Work instructions — Scan the listing that follows and report how many lines contain "computer". Write the number alone.
%%
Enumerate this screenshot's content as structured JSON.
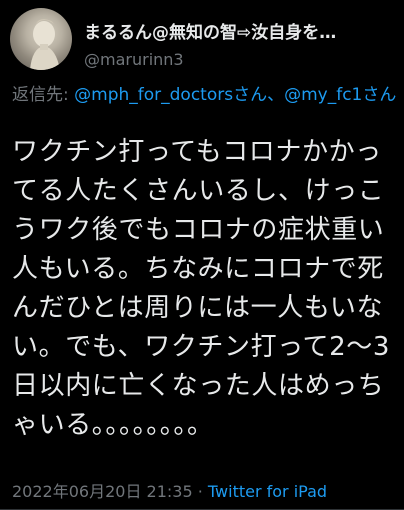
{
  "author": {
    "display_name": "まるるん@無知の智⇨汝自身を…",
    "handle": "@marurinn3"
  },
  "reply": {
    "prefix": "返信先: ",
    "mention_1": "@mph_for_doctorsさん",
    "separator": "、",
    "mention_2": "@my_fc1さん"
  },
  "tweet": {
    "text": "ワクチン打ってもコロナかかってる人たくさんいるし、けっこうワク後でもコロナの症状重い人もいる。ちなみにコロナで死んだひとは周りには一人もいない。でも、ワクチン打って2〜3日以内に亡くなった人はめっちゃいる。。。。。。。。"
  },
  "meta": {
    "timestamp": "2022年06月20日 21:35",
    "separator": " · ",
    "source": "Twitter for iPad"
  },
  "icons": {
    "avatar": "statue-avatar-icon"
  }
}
%%
%%
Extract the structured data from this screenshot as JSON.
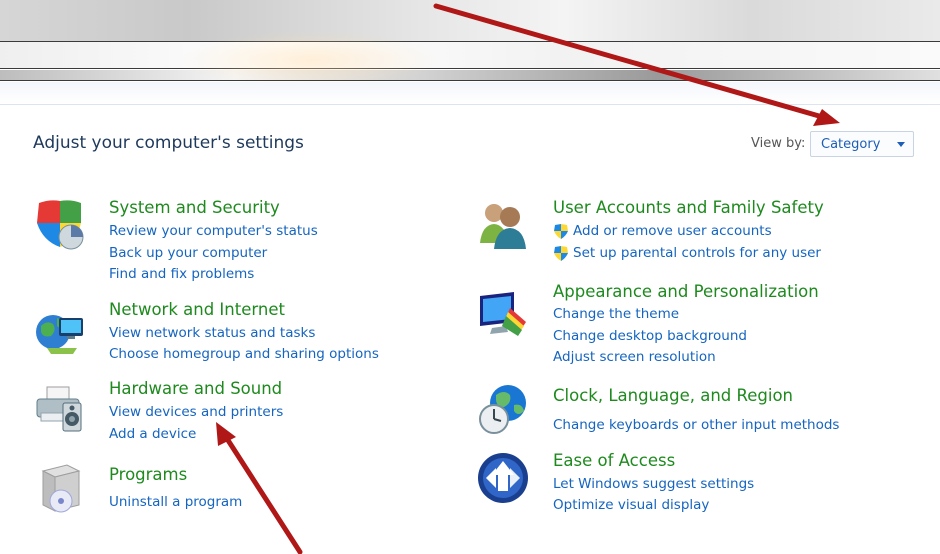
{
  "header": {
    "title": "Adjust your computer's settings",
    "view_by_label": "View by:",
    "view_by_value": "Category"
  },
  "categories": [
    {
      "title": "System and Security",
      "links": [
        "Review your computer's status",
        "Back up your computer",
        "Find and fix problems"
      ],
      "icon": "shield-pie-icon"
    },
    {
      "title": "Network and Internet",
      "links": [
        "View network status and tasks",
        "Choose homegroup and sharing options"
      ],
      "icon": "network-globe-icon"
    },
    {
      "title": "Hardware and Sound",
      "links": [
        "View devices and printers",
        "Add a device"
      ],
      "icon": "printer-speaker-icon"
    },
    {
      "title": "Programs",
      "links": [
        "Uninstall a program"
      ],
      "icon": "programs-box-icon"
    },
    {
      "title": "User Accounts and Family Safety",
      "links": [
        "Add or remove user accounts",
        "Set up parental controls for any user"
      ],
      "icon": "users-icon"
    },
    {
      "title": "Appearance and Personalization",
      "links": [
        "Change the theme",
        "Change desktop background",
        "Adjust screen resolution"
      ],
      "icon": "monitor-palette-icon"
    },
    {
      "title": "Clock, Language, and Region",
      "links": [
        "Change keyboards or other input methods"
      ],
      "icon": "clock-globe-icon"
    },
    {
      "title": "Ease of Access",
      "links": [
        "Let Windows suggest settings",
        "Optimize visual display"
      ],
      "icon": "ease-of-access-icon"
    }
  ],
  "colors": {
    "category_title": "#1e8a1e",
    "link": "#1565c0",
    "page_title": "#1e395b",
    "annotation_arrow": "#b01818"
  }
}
%%
Task result — 3